[Start of Recorded information]

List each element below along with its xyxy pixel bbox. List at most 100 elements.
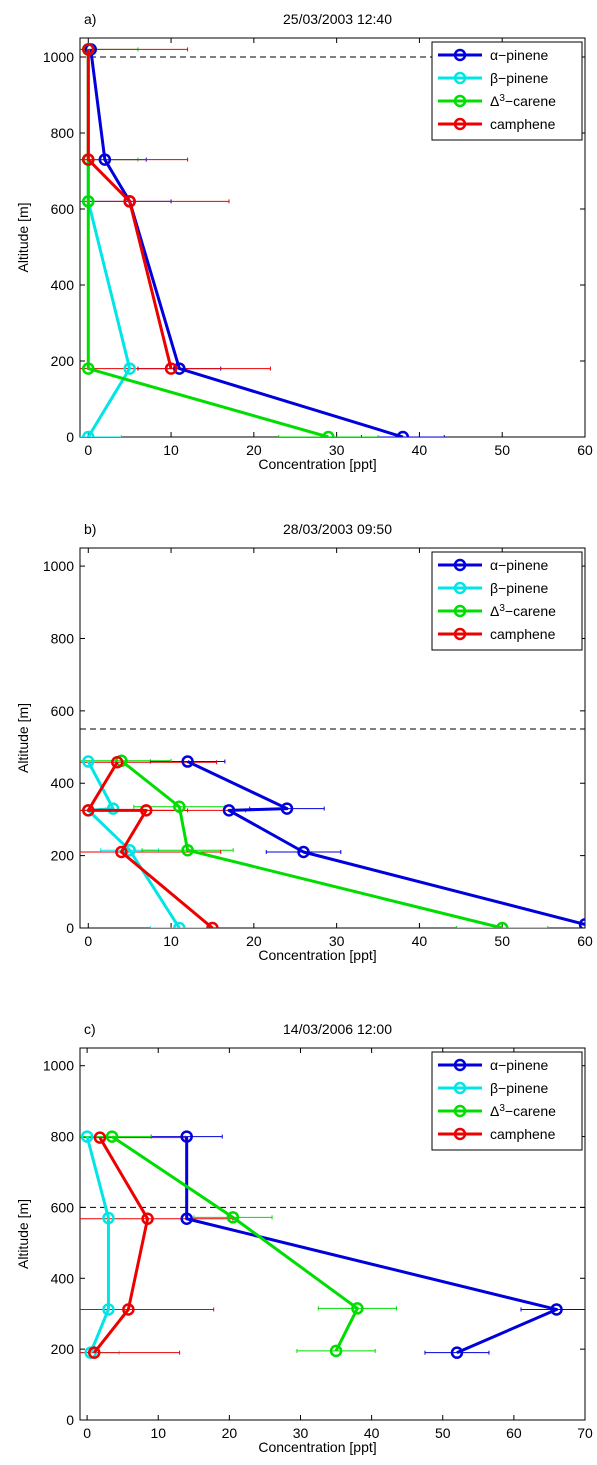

[End of Recorded information]
[Start of Recorded information]

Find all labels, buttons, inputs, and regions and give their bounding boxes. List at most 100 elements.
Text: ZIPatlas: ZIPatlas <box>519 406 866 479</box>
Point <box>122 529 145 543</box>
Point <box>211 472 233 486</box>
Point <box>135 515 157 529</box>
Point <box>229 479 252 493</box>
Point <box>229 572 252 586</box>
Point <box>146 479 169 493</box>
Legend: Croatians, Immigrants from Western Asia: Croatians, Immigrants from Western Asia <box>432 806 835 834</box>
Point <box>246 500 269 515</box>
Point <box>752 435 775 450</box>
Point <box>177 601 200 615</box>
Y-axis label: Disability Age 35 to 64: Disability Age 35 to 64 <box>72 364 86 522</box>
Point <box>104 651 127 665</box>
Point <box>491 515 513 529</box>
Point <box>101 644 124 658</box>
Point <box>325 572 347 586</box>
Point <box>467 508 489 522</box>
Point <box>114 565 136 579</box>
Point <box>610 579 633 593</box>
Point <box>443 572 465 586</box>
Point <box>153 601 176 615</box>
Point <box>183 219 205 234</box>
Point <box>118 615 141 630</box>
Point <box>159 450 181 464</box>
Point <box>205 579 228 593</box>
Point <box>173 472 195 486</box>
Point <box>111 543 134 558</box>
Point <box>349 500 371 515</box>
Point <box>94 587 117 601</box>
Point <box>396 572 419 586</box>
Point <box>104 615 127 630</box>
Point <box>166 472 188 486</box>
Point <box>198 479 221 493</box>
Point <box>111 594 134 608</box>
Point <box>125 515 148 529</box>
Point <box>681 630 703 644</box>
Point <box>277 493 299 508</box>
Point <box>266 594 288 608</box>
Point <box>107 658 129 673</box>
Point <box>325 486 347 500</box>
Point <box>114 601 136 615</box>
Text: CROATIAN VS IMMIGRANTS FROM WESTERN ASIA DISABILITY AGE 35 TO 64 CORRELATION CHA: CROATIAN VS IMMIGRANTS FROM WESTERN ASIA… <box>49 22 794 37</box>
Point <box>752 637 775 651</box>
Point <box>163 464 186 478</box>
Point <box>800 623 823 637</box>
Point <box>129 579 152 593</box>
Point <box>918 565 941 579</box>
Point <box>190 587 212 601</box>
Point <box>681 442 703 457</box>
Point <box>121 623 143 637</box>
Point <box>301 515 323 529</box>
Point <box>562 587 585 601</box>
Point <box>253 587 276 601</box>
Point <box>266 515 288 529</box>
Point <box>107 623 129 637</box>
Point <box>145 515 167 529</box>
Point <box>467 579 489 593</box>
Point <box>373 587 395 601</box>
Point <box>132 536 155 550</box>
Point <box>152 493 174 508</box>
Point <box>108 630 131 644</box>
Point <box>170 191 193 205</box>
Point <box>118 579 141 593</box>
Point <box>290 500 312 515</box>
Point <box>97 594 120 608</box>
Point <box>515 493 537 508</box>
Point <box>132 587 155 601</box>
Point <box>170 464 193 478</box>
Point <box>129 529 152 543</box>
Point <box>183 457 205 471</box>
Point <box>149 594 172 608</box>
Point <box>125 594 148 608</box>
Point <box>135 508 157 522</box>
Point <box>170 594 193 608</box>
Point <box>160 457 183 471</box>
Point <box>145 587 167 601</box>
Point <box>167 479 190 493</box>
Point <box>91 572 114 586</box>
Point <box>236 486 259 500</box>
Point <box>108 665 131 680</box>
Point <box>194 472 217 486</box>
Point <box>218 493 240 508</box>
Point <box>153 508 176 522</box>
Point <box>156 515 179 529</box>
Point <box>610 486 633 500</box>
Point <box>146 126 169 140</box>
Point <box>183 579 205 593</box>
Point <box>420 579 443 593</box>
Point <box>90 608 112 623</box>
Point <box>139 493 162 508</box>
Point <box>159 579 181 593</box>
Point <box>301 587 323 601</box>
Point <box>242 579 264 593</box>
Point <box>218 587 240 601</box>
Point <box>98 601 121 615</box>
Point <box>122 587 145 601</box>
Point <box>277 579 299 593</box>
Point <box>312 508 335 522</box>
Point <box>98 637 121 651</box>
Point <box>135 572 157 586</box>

[End of Recorded information]
[Start of Recorded information]

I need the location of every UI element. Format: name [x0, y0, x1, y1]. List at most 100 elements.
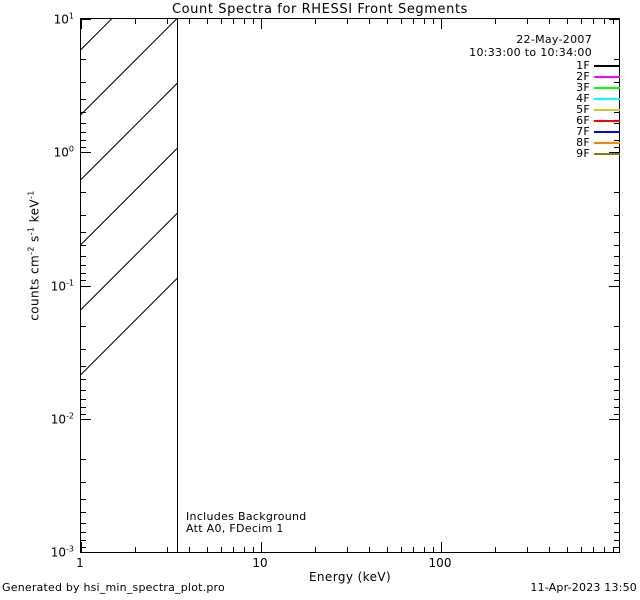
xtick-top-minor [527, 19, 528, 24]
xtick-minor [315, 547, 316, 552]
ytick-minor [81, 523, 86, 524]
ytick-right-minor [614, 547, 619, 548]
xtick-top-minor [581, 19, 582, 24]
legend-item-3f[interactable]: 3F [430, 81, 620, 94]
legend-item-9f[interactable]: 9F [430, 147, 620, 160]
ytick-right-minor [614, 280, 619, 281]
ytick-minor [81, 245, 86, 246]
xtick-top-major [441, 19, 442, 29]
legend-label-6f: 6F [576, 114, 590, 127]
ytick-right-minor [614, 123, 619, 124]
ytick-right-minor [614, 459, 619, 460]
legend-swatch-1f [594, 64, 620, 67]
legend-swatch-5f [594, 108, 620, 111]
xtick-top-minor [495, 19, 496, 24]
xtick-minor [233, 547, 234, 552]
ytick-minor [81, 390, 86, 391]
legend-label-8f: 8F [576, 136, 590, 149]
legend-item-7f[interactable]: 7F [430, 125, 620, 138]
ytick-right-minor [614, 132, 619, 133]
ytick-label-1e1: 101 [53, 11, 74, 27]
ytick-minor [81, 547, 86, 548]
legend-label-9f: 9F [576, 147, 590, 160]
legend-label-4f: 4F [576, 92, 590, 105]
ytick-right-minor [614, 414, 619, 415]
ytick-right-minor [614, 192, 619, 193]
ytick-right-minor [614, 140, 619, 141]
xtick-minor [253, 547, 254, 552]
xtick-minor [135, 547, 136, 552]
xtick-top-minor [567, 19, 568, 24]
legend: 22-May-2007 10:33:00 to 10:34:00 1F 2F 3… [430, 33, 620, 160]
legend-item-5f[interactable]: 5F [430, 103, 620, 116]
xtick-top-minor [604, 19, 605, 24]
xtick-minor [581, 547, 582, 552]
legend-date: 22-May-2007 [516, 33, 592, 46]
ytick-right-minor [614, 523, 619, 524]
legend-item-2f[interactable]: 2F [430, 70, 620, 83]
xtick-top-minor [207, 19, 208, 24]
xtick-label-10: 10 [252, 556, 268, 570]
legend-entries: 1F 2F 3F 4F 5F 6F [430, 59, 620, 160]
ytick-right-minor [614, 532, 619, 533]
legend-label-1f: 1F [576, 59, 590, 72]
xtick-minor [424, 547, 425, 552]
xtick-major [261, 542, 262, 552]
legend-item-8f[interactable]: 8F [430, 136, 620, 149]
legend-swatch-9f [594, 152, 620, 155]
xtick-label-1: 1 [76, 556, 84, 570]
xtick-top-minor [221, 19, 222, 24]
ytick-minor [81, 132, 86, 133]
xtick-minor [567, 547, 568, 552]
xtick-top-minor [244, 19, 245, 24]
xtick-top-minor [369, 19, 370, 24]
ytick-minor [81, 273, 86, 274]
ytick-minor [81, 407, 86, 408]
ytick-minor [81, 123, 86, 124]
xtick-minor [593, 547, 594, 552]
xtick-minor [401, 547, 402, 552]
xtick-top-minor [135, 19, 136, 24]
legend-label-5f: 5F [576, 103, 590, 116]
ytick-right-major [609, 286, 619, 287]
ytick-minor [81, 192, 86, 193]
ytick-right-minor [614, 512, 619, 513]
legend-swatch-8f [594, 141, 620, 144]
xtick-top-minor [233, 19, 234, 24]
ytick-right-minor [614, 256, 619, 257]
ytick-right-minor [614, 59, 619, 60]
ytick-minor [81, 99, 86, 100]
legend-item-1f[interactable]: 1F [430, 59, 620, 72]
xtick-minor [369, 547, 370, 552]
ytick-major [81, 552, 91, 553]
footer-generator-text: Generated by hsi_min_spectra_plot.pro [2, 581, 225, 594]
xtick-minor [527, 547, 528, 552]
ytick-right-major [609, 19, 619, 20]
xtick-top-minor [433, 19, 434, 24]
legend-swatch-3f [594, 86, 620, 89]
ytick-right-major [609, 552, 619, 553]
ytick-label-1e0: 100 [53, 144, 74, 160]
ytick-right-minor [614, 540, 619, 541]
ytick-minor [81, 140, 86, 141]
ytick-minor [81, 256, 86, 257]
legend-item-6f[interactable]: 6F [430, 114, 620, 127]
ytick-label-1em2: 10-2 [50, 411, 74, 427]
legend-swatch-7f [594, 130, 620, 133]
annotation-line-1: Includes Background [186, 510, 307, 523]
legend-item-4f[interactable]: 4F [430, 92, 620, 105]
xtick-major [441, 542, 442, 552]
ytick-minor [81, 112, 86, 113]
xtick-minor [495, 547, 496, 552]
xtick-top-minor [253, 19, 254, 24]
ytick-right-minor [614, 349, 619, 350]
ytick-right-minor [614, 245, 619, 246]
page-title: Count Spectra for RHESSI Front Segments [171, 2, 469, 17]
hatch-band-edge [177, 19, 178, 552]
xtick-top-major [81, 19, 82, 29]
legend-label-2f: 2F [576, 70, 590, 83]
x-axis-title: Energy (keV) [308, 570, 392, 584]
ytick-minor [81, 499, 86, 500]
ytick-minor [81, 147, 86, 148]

[End of Recorded information]

**Exercise**
In the material, change every "Point" to "Marker" in the part that opens with the line containing "Find all labels, buttons, inputs, and" and closes with the line containing "Point <box>104 615 127 630</box>". Reproduce only those lines, leaving everything else as it is.

**Exercise result**
Find all labels, buttons, inputs, and regions and give their bounding boxes. List at most 100 elements.
Text: ZIPatlas: ZIPatlas <box>519 406 866 479</box>
Marker <box>122 529 145 543</box>
Marker <box>211 472 233 486</box>
Marker <box>135 515 157 529</box>
Marker <box>229 479 252 493</box>
Marker <box>229 572 252 586</box>
Marker <box>146 479 169 493</box>
Legend: Croatians, Immigrants from Western Asia: Croatians, Immigrants from Western Asia <box>432 806 835 834</box>
Marker <box>246 500 269 515</box>
Marker <box>752 435 775 450</box>
Marker <box>177 601 200 615</box>
Y-axis label: Disability Age 35 to 64: Disability Age 35 to 64 <box>72 364 86 522</box>
Marker <box>104 651 127 665</box>
Marker <box>491 515 513 529</box>
Marker <box>101 644 124 658</box>
Marker <box>325 572 347 586</box>
Marker <box>467 508 489 522</box>
Marker <box>114 565 136 579</box>
Marker <box>610 579 633 593</box>
Marker <box>443 572 465 586</box>
Marker <box>153 601 176 615</box>
Marker <box>183 219 205 234</box>
Marker <box>118 615 141 630</box>
Marker <box>159 450 181 464</box>
Marker <box>205 579 228 593</box>
Marker <box>173 472 195 486</box>
Marker <box>111 543 134 558</box>
Marker <box>349 500 371 515</box>
Marker <box>94 587 117 601</box>
Marker <box>396 572 419 586</box>
Marker <box>104 615 127 630</box>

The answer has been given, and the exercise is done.